=== Aim of the task ===
Where a line holds the word "embaladeira", copy that line.

=== Supplied data ===
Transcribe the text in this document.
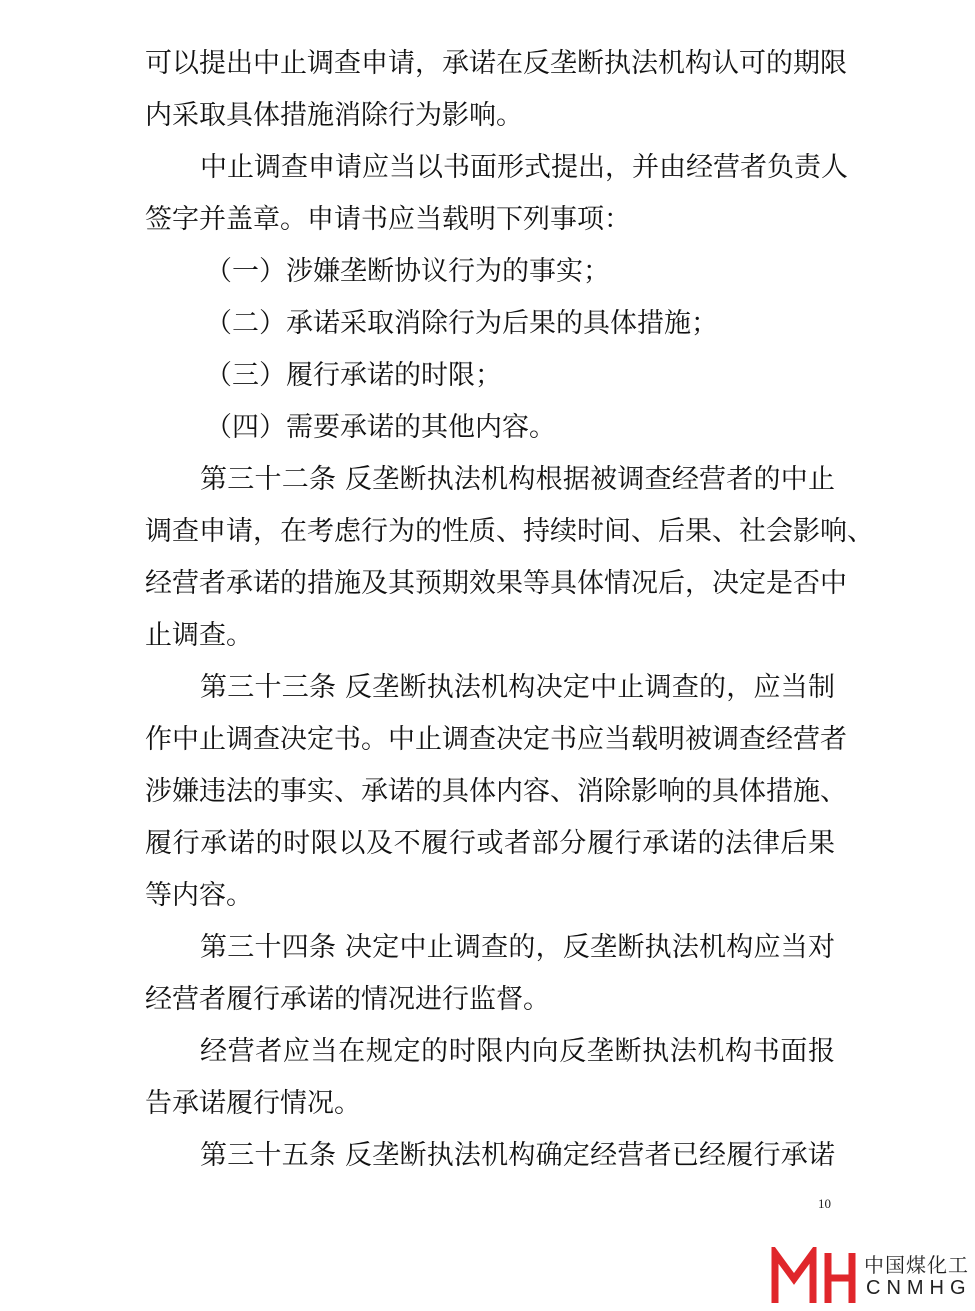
可以提出中止调查申请，承诺在反垄断执法机构认可的期限
内采取具体措施消除行为影响。
中止调查申请应当以书面形式提出，并由经营者负责人
签字并盖章。申请书应当载明下列事项：
（一）涉嫌垄断协议行为的事实；
（二）承诺采取消除行为后果的具体措施；
（三）履行承诺的时限；
（四）需要承诺的其他内容。
第三十二条 反垄断执法机构根据被调查经营者的中止
调查申请，在考虑行为的性质、持续时间、后果、社会影响、
经营者承诺的措施及其预期效果等具体情况后，决定是否中
止调查。
第三十三条 反垄断执法机构决定中止调查的，应当制
作中止调查决定书。中止调查决定书应当载明被调查经营者
涉嫌违法的事实、承诺的具体内容、消除影响的具体措施、
履行承诺的时限以及不履行或者部分履行承诺的法律后果
等内容。
第三十四条 决定中止调查的，反垄断执法机构应当对
经营者履行承诺的情况进行监督。
经营者应当在规定的时限内向反垄断执法机构书面报
告承诺履行情况。
第三十五条 反垄断执法机构确定经营者已经履行承诺
10
中国煤化工
CNMHG
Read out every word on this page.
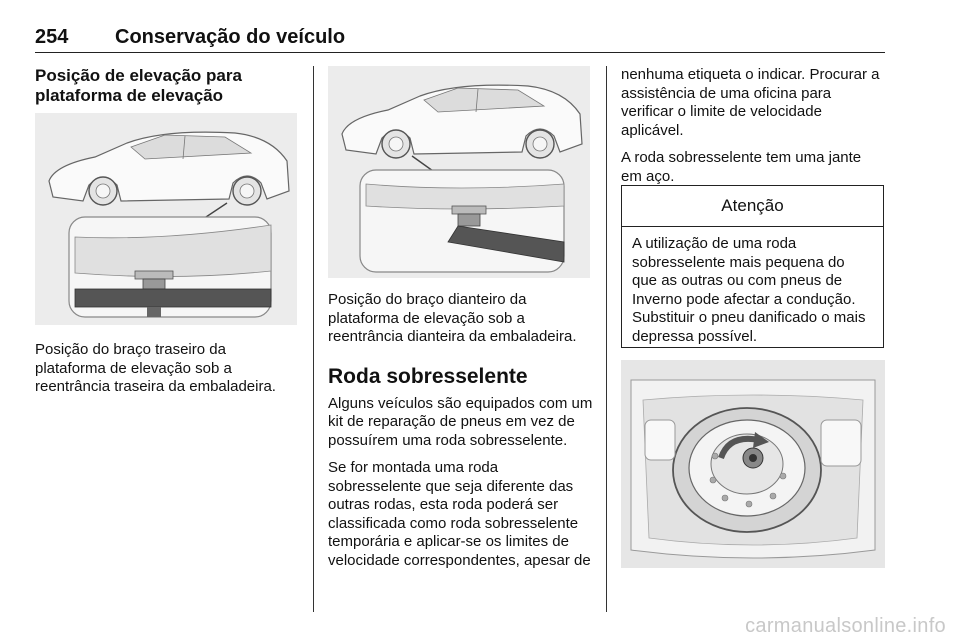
254 Conservação do veículo
Posição de elevação para plataforma de elevação

Posição do braço traseiro da plataforma de elevação sob a reentrância traseira da embaladeira.

Posição do braço dianteiro da plataforma de elevação sob a reentrância dianteira da embaladeira.

Roda sobresselente

Alguns veículos são equipados com um kit de reparação de pneus em vez de possuírem uma roda sobresselente.

Se for montada uma roda sobresselente que seja diferente das outras rodas, esta roda poderá ser classificada como roda sobresselente temporária e aplicar-se os limites de velocidade correspondentes, apesar de

nenhuma etiqueta o indicar. Procurar a assistência de uma oficina para verificar o limite de velocidade aplicável.

A roda sobresselente tem uma jante em aço.

Atenção
A utilização de uma roda sobresselente mais pequena do que as outras ou com pneus de Inverno pode afectar a condução. Substituir o pneu danificado o mais depressa possível.
carmanualsonline.info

=== Task output ===
Posição do braço traseiro da plataforma de elevação sob a reentrância traseira da embaladeira.
Posição do braço dianteiro da plataforma de elevação sob a reentrância dianteira da embaladeira.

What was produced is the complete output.